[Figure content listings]
↓↓↓

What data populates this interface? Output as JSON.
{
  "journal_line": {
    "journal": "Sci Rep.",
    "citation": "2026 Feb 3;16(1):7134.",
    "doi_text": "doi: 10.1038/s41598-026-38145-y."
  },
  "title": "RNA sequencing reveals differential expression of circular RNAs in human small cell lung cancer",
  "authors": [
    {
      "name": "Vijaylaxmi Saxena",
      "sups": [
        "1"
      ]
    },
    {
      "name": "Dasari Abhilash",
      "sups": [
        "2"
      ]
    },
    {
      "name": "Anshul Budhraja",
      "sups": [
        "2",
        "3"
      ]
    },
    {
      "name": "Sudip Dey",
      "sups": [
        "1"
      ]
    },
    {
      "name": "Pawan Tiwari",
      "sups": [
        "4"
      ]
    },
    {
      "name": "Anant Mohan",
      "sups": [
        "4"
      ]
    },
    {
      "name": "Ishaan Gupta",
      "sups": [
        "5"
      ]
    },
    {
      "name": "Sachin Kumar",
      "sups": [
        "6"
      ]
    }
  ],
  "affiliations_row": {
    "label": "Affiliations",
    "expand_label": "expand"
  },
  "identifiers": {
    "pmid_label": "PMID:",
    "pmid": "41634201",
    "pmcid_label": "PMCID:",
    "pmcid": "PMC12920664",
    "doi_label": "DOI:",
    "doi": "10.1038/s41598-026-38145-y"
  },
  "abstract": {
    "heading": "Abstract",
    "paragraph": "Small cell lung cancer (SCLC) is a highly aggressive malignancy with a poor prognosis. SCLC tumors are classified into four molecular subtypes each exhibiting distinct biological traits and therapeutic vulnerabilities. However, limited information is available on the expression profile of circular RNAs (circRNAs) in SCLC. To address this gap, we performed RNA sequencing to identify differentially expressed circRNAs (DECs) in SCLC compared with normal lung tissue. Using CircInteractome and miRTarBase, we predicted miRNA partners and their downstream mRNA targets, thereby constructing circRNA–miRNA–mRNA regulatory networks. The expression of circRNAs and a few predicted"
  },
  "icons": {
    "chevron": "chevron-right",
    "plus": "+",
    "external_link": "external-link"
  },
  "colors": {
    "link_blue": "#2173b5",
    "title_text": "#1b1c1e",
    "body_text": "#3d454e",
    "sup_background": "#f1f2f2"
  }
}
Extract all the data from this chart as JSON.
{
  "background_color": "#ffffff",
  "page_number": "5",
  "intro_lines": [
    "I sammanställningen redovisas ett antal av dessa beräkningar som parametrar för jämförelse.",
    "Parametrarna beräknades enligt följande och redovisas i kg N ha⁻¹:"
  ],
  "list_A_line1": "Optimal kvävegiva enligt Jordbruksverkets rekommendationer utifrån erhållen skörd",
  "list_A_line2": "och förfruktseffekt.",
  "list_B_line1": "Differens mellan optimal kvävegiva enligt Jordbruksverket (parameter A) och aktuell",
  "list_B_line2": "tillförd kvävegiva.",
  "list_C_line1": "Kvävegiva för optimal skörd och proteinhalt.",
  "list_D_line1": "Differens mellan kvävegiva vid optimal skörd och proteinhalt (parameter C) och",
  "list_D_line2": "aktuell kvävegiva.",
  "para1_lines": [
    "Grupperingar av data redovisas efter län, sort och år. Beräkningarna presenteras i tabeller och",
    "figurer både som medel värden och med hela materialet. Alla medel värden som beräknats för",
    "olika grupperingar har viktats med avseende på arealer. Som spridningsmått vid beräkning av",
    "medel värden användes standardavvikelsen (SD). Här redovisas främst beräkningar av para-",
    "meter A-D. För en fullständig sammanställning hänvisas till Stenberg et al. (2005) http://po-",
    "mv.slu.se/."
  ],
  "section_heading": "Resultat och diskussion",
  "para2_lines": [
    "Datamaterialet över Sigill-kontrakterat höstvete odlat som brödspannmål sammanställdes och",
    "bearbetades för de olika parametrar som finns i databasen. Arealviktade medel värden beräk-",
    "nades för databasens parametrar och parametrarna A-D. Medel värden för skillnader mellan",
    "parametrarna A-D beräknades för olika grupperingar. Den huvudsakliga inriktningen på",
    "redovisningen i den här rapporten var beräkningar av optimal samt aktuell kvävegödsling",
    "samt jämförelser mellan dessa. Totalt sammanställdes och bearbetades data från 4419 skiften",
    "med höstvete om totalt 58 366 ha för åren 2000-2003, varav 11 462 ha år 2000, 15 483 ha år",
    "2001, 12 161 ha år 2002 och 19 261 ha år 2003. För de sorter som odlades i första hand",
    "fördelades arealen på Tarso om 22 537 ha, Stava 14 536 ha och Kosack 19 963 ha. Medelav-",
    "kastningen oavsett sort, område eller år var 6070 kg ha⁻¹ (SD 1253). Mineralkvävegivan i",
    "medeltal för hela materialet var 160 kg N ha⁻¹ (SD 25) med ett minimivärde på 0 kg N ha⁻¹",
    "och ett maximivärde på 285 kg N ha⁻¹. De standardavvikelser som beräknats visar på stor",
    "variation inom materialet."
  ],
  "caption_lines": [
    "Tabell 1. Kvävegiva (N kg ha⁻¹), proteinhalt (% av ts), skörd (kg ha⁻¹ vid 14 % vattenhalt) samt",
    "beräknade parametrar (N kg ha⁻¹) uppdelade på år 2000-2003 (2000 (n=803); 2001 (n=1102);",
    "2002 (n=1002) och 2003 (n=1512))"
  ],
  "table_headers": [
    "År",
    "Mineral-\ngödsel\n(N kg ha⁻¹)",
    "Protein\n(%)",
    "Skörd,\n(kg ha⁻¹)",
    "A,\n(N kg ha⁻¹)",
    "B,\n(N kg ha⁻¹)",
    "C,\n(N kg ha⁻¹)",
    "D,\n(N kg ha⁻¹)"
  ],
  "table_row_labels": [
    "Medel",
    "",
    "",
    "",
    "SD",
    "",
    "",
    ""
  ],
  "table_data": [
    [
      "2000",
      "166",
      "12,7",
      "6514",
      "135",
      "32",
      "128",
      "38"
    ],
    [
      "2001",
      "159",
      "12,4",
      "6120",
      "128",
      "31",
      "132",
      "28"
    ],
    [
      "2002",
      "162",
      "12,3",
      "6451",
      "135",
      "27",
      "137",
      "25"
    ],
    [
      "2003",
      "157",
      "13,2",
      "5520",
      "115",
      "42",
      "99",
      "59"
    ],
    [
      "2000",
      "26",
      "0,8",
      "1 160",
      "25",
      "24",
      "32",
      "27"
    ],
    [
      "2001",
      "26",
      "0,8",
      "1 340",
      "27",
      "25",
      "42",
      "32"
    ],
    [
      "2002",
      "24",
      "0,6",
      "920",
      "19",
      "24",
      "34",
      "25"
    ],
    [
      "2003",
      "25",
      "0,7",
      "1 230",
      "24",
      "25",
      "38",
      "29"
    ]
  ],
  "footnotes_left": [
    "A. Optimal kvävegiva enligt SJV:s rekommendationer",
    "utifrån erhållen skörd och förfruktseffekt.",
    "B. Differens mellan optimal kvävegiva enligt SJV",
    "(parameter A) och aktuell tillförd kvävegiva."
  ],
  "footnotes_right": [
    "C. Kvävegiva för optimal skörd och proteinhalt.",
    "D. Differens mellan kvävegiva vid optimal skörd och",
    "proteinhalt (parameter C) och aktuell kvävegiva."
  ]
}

↑↑↑

> _Brief_
Transcribe the records above exactly.

> _Answer space_
What data populates this interface? Output as JSON.
{
  "journal_line": {
    "journal": "Sci Rep.",
    "citation": "2026 Feb 3;16(1):7134.",
    "doi_text": "doi: 10.1038/s41598-026-38145-y."
  },
  "title": "RNA sequencing reveals differential expression of circular RNAs in human small cell lung cancer",
  "authors": [
    {
      "name": "Vijaylaxmi Saxena",
      "sups": [
        "1"
      ]
    },
    {
      "name": "Dasari Abhilash",
      "sups": [
        "2"
      ]
    },
    {
      "name": "Anshul Budhraja",
      "sups": [
        "2",
        "3"
      ]
    },
    {
      "name": "Sudip Dey",
      "sups": [
        "1"
      ]
    },
    {
      "name": "Pawan Tiwari",
      "sups": [
        "4"
      ]
    },
    {
      "name": "Anant Mohan",
      "sups": [
        "4"
      ]
    },
    {
      "name": "Ishaan Gupta",
      "sups": [
        "5"
      ]
    },
    {
      "name": "Sachin Kumar",
      "sups": [
        "6"
      ]
    }
  ],
  "affiliations_row": {
    "label": "Affiliations",
    "expand_label": "expand"
  },
  "identifiers": {
    "pmid_label": "PMID:",
    "pmid": "41634201",
    "pmcid_label": "PMCID:",
    "pmcid": "PMC12920664",
    "doi_label": "DOI:",
    "doi": "10.1038/s41598-026-38145-y"
  },
  "abstract": {
    "heading": "Abstract",
    "paragraph": "Small cell lung cancer (SCLC) is a highly aggressive malignancy with a poor prognosis. SCLC tumors are classified into four molecular subtypes each exhibiting distinct biological traits and therapeutic vulnerabilities. However, limited information is available on the expression profile of circular RNAs (circRNAs) in SCLC. To address this gap, we performed RNA sequencing to identify differentially expressed circRNAs (DECs) in SCLC compared with normal lung tissue. Using CircInteractome and miRTarBase, we predicted miRNA partners and their downstream mRNA targets, thereby constructing circRNA–miRNA–mRNA regulatory networks. The expression of circRNAs and a few predicted"
  },
  "icons": {
    "chevron": "chevron-right",
    "plus": "+",
    "external_link": "external-link"
  },
  "colors": {
    "link_blue": "#2173b5",
    "title_text": "#1b1c1e",
    "body_text": "#3d454e",
    "sup_background": "#f1f2f2"
  }
}
Extract all the data from this chart as JSON.
{
  "background_color": "#ffffff",
  "page_number": "5",
  "intro_lines": [
    "I sammanställningen redovisas ett antal av dessa beräkningar som parametrar för jämförelse.",
    "Parametrarna beräknades enligt följande och redovisas i kg N ha⁻¹:"
  ],
  "list_A_line1": "Optimal kvävegiva enligt Jordbruksverkets rekommendationer utifrån erhållen skörd",
  "list_A_line2": "och förfruktseffekt.",
  "list_B_line1": "Differens mellan optimal kvävegiva enligt Jordbruksverket (parameter A) och aktuell",
  "list_B_line2": "tillförd kvävegiva.",
  "list_C_line1": "Kvävegiva för optimal skörd och proteinhalt.",
  "list_D_line1": "Differens mellan kvävegiva vid optimal skörd och proteinhalt (parameter C) och",
  "list_D_line2": "aktuell kvävegiva.",
  "para1_lines": [
    "Grupperingar av data redovisas efter län, sort och år. Beräkningarna presenteras i tabeller och",
    "figurer både som medel värden och med hela materialet. Alla medel värden som beräknats för",
    "olika grupperingar har viktats med avseende på arealer. Som spridningsmått vid beräkning av",
    "medel värden användes standardavvikelsen (SD). Här redovisas främst beräkningar av para-",
    "meter A-D. För en fullständig sammanställning hänvisas till Stenberg et al. (2005) http://po-",
    "mv.slu.se/."
  ],
  "section_heading": "Resultat och diskussion",
  "para2_lines": [
    "Datamaterialet över Sigill-kontrakterat höstvete odlat som brödspannmål sammanställdes och",
    "bearbetades för de olika parametrar som finns i databasen. Arealviktade medel värden beräk-",
    "nades för databasens parametrar och parametrarna A-D. Medel värden för skillnader mellan",
    "parametrarna A-D beräknades för olika grupperingar. Den huvudsakliga inriktningen på",
    "redovisningen i den här rapporten var beräkningar av optimal samt aktuell kvävegödsling",
    "samt jämförelser mellan dessa. Totalt sammanställdes och bearbetades data från 4419 skiften",
    "med höstvete om totalt 58 366 ha för åren 2000-2003, varav 11 462 ha år 2000, 15 483 ha år",
    "2001, 12 161 ha år 2002 och 19 261 ha år 2003. För de sorter som odlades i första hand",
    "fördelades arealen på Tarso om 22 537 ha, Stava 14 536 ha och Kosack 19 963 ha. Medelav-",
    "kastningen oavsett sort, område eller år var 6070 kg ha⁻¹ (SD 1253). Mineralkvävegivan i",
    "medeltal för hela materialet var 160 kg N ha⁻¹ (SD 25) med ett minimivärde på 0 kg N ha⁻¹",
    "och ett maximivärde på 285 kg N ha⁻¹. De standardavvikelser som beräknats visar på stor",
    "variation inom materialet."
  ],
  "caption_lines": [
    "Tabell 1. Kvävegiva (N kg ha⁻¹), proteinhalt (% av ts), skörd (kg ha⁻¹ vid 14 % vattenhalt) samt",
    "beräknade parametrar (N kg ha⁻¹) uppdelade på år 2000-2003 (2000 (n=803); 2001 (n=1102);",
    "2002 (n=1002) och 2003 (n=1512))"
  ],
  "table_headers": [
    "År",
    "Mineral-\ngödsel\n(N kg ha⁻¹)",
    "Protein\n(%)",
    "Skörd,\n(kg ha⁻¹)",
    "A,\n(N kg ha⁻¹)",
    "B,\n(N kg ha⁻¹)",
    "C,\n(N kg ha⁻¹)",
    "D,\n(N kg ha⁻¹)"
  ],
  "table_row_labels": [
    "Medel",
    "",
    "",
    "",
    "SD",
    "",
    "",
    ""
  ],
  "table_data": [
    [
      "2000",
      "166",
      "12,7",
      "6514",
      "135",
      "32",
      "128",
      "38"
    ],
    [
      "2001",
      "159",
      "12,4",
      "6120",
      "128",
      "31",
      "132",
      "28"
    ],
    [
      "2002",
      "162",
      "12,3",
      "6451",
      "135",
      "27",
      "137",
      "25"
    ],
    [
      "2003",
      "157",
      "13,2",
      "5520",
      "115",
      "42",
      "99",
      "59"
    ],
    [
      "2000",
      "26",
      "0,8",
      "1 160",
      "25",
      "24",
      "32",
      "27"
    ],
    [
      "2001",
      "26",
      "0,8",
      "1 340",
      "27",
      "25",
      "42",
      "32"
    ],
    [
      "2002",
      "24",
      "0,6",
      "920",
      "19",
      "24",
      "34",
      "25"
    ],
    [
      "2003",
      "25",
      "0,7",
      "1 230",
      "24",
      "25",
      "38",
      "29"
    ]
  ],
  "footnotes_left": [
    "A. Optimal kvävegiva enligt SJV:s rekommendationer",
    "utifrån erhållen skörd och förfruktseffekt.",
    "B. Differens mellan optimal kvävegiva enligt SJV",
    "(parameter A) och aktuell tillförd kvävegiva."
  ],
  "footnotes_right": [
    "C. Kvävegiva för optimal skörd och proteinhalt.",
    "D. Differens mellan kvävegiva vid optimal skörd och",
    "proteinhalt (parameter C) och aktuell kvävegiva."
  ]
}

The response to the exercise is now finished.